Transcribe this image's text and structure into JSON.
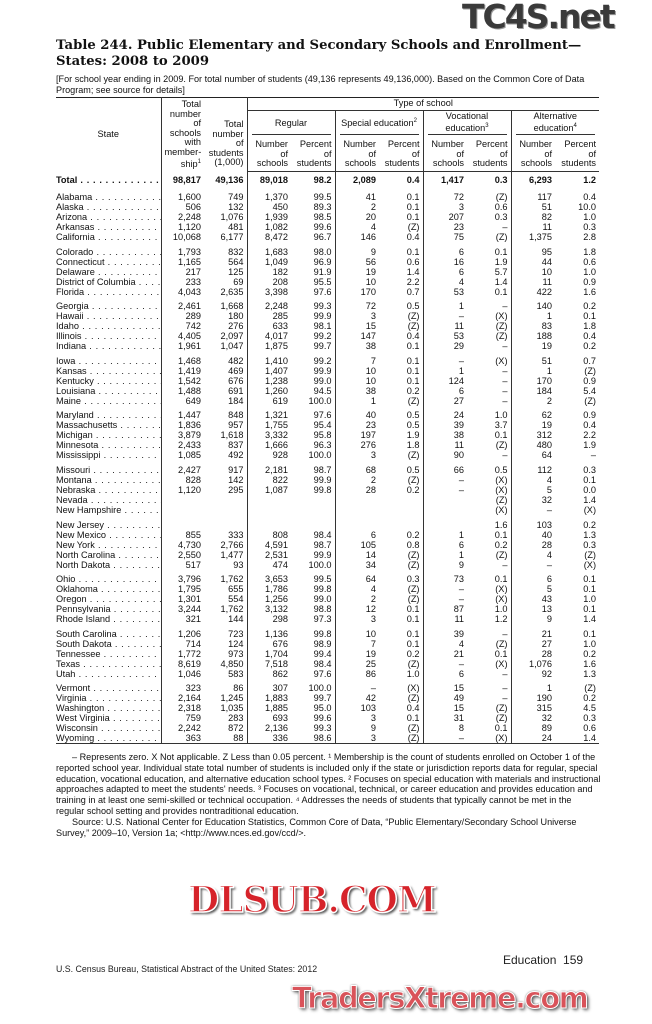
{
  "title": "Table 244. Public Elementary and Secondary Schools and Enrollment—States: 2008 to 2009",
  "headnote": "[For school year ending in 2009. For total number of students (49,136 represents 49,136,000). Based on the Common Core of Data Program; see source for details]",
  "header": {
    "state": "State",
    "total_schools": "Total number of schools with member-ship",
    "total_schools_sup": "1",
    "total_students": "Total number of students (1,000)",
    "type_of_school": "Type of school",
    "groups": [
      {
        "label": "Regular",
        "sup": ""
      },
      {
        "label": "Special education",
        "sup": "2"
      },
      {
        "label": "Vocational education",
        "sup": "3"
      },
      {
        "label": "Alternative education",
        "sup": "4"
      }
    ],
    "number_of_schools": "Number of schools",
    "percent_of_students": "Percent of students"
  },
  "total_row": [
    "Total",
    "98,817",
    "49,136",
    "89,018",
    "98.2",
    "2,089",
    "0.4",
    "1,417",
    "0.3",
    "6,293",
    "1.2"
  ],
  "groups": [
    [
      [
        "Alabama",
        "1,600",
        "749",
        "1,370",
        "99.5",
        "41",
        "0.1",
        "72",
        "(Z)",
        "117",
        "0.4"
      ],
      [
        "Alaska",
        "506",
        "132",
        "450",
        "89.3",
        "2",
        "0.1",
        "3",
        "0.6",
        "51",
        "10.0"
      ],
      [
        "Arizona",
        "2,248",
        "1,076",
        "1,939",
        "98.5",
        "20",
        "0.1",
        "207",
        "0.3",
        "82",
        "1.0"
      ],
      [
        "Arkansas",
        "1,120",
        "481",
        "1,082",
        "99.6",
        "4",
        "(Z)",
        "23",
        "–",
        "11",
        "0.3"
      ],
      [
        "California",
        "10,068",
        "6,177",
        "8,472",
        "96.7",
        "146",
        "0.4",
        "75",
        "(Z)",
        "1,375",
        "2.8"
      ]
    ],
    [
      [
        "Colorado",
        "1,793",
        "832",
        "1,683",
        "98.0",
        "9",
        "0.1",
        "6",
        "0.1",
        "95",
        "1.8"
      ],
      [
        "Connecticut",
        "1,165",
        "564",
        "1,049",
        "96.9",
        "56",
        "0.6",
        "16",
        "1.9",
        "44",
        "0.6"
      ],
      [
        "Delaware",
        "217",
        "125",
        "182",
        "91.9",
        "19",
        "1.4",
        "6",
        "5.7",
        "10",
        "1.0"
      ],
      [
        "District of Columbia",
        "233",
        "69",
        "208",
        "95.5",
        "10",
        "2.2",
        "4",
        "1.4",
        "11",
        "0.9"
      ],
      [
        "Florida",
        "4,043",
        "2,635",
        "3,398",
        "97.6",
        "170",
        "0.7",
        "53",
        "0.1",
        "422",
        "1.6"
      ]
    ],
    [
      [
        "Georgia",
        "2,461",
        "1,668",
        "2,248",
        "99.3",
        "72",
        "0.5",
        "1",
        "–",
        "140",
        "0.2"
      ],
      [
        "Hawaii",
        "289",
        "180",
        "285",
        "99.9",
        "3",
        "(Z)",
        "–",
        "(X)",
        "1",
        "0.1"
      ],
      [
        "Idaho",
        "742",
        "276",
        "633",
        "98.1",
        "15",
        "(Z)",
        "11",
        "(Z)",
        "83",
        "1.8"
      ],
      [
        "Illinois",
        "4,405",
        "2,097",
        "4,017",
        "99.2",
        "147",
        "0.4",
        "53",
        "(Z)",
        "188",
        "0.4"
      ],
      [
        "Indiana",
        "1,961",
        "1,047",
        "1,875",
        "99.7",
        "38",
        "0.1",
        "29",
        "–",
        "19",
        "0.2"
      ]
    ],
    [
      [
        "Iowa",
        "1,468",
        "482",
        "1,410",
        "99.2",
        "7",
        "0.1",
        "–",
        "(X)",
        "51",
        "0.7"
      ],
      [
        "Kansas",
        "1,419",
        "469",
        "1,407",
        "99.9",
        "10",
        "0.1",
        "1",
        "–",
        "1",
        "(Z)"
      ],
      [
        "Kentucky",
        "1,542",
        "676",
        "1,238",
        "99.0",
        "10",
        "0.1",
        "124",
        "–",
        "170",
        "0.9"
      ],
      [
        "Louisiana",
        "1,488",
        "691",
        "1,260",
        "94.5",
        "38",
        "0.2",
        "6",
        "–",
        "184",
        "5.4"
      ],
      [
        "Maine",
        "649",
        "184",
        "619",
        "100.0",
        "1",
        "(Z)",
        "27",
        "–",
        "2",
        "(Z)"
      ]
    ],
    [
      [
        "Maryland",
        "1,447",
        "848",
        "1,321",
        "97.6",
        "40",
        "0.5",
        "24",
        "1.0",
        "62",
        "0.9"
      ],
      [
        "Massachusetts",
        "1,836",
        "957",
        "1,755",
        "95.4",
        "23",
        "0.5",
        "39",
        "3.7",
        "19",
        "0.4"
      ],
      [
        "Michigan",
        "3,879",
        "1,618",
        "3,332",
        "95.8",
        "197",
        "1.9",
        "38",
        "0.1",
        "312",
        "2.2"
      ],
      [
        "Minnesota",
        "2,433",
        "837",
        "1,666",
        "96.3",
        "276",
        "1.8",
        "11",
        "(Z)",
        "480",
        "1.9"
      ],
      [
        "Mississippi",
        "1,085",
        "492",
        "928",
        "100.0",
        "3",
        "(Z)",
        "90",
        "–",
        "64",
        "–"
      ]
    ],
    [
      [
        "Missouri",
        "2,427",
        "917",
        "2,181",
        "98.7",
        "68",
        "0.5",
        "66",
        "0.5",
        "112",
        "0.3"
      ],
      [
        "Montana",
        "828",
        "142",
        "822",
        "99.9",
        "2",
        "(Z)",
        "–",
        "(X)",
        "4",
        "0.1"
      ],
      [
        "Nebraska",
        "1,120",
        "295",
        "1,087",
        "99.8",
        "28",
        "0.2",
        "–",
        "(X)",
        "5",
        "0.0"
      ],
      [
        "Nevada",
        "",
        "",
        "",
        "",
        "",
        "",
        "",
        "(Z)",
        "32",
        "1.4"
      ],
      [
        "New Hampshire",
        "",
        "",
        "",
        "",
        "",
        "",
        "",
        "(X)",
        "–",
        "(X)"
      ]
    ],
    [
      [
        "New Jersey",
        "",
        "",
        "",
        "",
        "",
        "",
        "",
        "1.6",
        "103",
        "0.2"
      ],
      [
        "New Mexico",
        "855",
        "333",
        "808",
        "98.4",
        "6",
        "0.2",
        "1",
        "0.1",
        "40",
        "1.3"
      ],
      [
        "New York",
        "4,730",
        "2,766",
        "4,591",
        "98.7",
        "105",
        "0.8",
        "6",
        "0.2",
        "28",
        "0.3"
      ],
      [
        "North Carolina",
        "2,550",
        "1,477",
        "2,531",
        "99.9",
        "14",
        "(Z)",
        "1",
        "(Z)",
        "4",
        "(Z)"
      ],
      [
        "North Dakota",
        "517",
        "93",
        "474",
        "100.0",
        "34",
        "(Z)",
        "9",
        "–",
        "–",
        "(X)"
      ]
    ],
    [
      [
        "Ohio",
        "3,796",
        "1,762",
        "3,653",
        "99.5",
        "64",
        "0.3",
        "73",
        "0.1",
        "6",
        "0.1"
      ],
      [
        "Oklahoma",
        "1,795",
        "655",
        "1,786",
        "99.8",
        "4",
        "(Z)",
        "–",
        "(X)",
        "5",
        "0.1"
      ],
      [
        "Oregon",
        "1,301",
        "554",
        "1,256",
        "99.0",
        "2",
        "(Z)",
        "–",
        "(X)",
        "43",
        "1.0"
      ],
      [
        "Pennsylvania",
        "3,244",
        "1,762",
        "3,132",
        "98.8",
        "12",
        "0.1",
        "87",
        "1.0",
        "13",
        "0.1"
      ],
      [
        "Rhode Island",
        "321",
        "144",
        "298",
        "97.3",
        "3",
        "0.1",
        "11",
        "1.2",
        "9",
        "1.4"
      ]
    ],
    [
      [
        "South Carolina",
        "1,206",
        "723",
        "1,136",
        "99.8",
        "10",
        "0.1",
        "39",
        "–",
        "21",
        "0.1"
      ],
      [
        "South Dakota",
        "714",
        "124",
        "676",
        "98.9",
        "7",
        "0.1",
        "4",
        "(Z)",
        "27",
        "1.0"
      ],
      [
        "Tennessee",
        "1,772",
        "973",
        "1,704",
        "99.4",
        "19",
        "0.2",
        "21",
        "0.1",
        "28",
        "0.2"
      ],
      [
        "Texas",
        "8,619",
        "4,850",
        "7,518",
        "98.4",
        "25",
        "(Z)",
        "–",
        "(X)",
        "1,076",
        "1.6"
      ],
      [
        "Utah",
        "1,046",
        "583",
        "862",
        "97.6",
        "86",
        "1.0",
        "6",
        "–",
        "92",
        "1.3"
      ]
    ],
    [
      [
        "Vermont",
        "323",
        "86",
        "307",
        "100.0",
        "–",
        "(X)",
        "15",
        "–",
        "1",
        "(Z)"
      ],
      [
        "Virginia",
        "2,164",
        "1,245",
        "1,883",
        "99.7",
        "42",
        "(Z)",
        "49",
        "–",
        "190",
        "0.2"
      ],
      [
        "Washington",
        "2,318",
        "1,035",
        "1,885",
        "95.0",
        "103",
        "0.4",
        "15",
        "(Z)",
        "315",
        "4.5"
      ],
      [
        "West Virginia",
        "759",
        "283",
        "693",
        "99.6",
        "3",
        "0.1",
        "31",
        "(Z)",
        "32",
        "0.3"
      ],
      [
        "Wisconsin",
        "2,242",
        "872",
        "2,136",
        "99.3",
        "9",
        "(Z)",
        "8",
        "0.1",
        "89",
        "0.6"
      ],
      [
        "Wyoming",
        "363",
        "88",
        "336",
        "98.6",
        "3",
        "(Z)",
        "–",
        "(X)",
        "24",
        "1.4"
      ]
    ]
  ],
  "footnotes": "– Represents zero. X Not applicable. Z Less than 0.05 percent. ¹ Membership is the count of students enrolled on October 1 of the reported school year. Individual state total number of students is included only if the state or jurisdiction reports data for regular, special education, vocational education, and alternative education school types. ² Focuses on special education with materials and instructional approaches adapted to meet the students' needs. ³ Focuses on vocational, technical, or career education and provides education and training in at least one semi-skilled or technical occupation. ⁴ Addresses the needs of students that typically cannot be met in the regular school setting and provides nontraditional education.",
  "source": "Source: U.S. National Center for Education Statistics, Common Core of Data, “Public Elementary/Secondary School Universe Survey,” 2009–10, Version 1a; <http://www.nces.ed.gov/ccd/>.",
  "footer": {
    "left": "U.S. Census Bureau, Statistical Abstract of the United States: 2012",
    "section": "Education",
    "page": "159"
  },
  "watermarks": {
    "top": "TC4S.net",
    "middle": "DLSUB.COM",
    "bottom": "TradersXtreme.com"
  }
}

## To do
Find the lines with the string "Core" and reproduce them.

## Exercise output
  "headnote": "[For school year ending in 2009. For total number of students (49,136 represents 49,136,000). Based on the Common Core of Data Program; see source for details]",
  "source": "Source: U.S. National Center for Education Statistics, Common Core of Data, “Public Elementary/Secondary School Universe Survey,” 2009–10, Version 1a; <http://www.nces.ed.gov/ccd/>.",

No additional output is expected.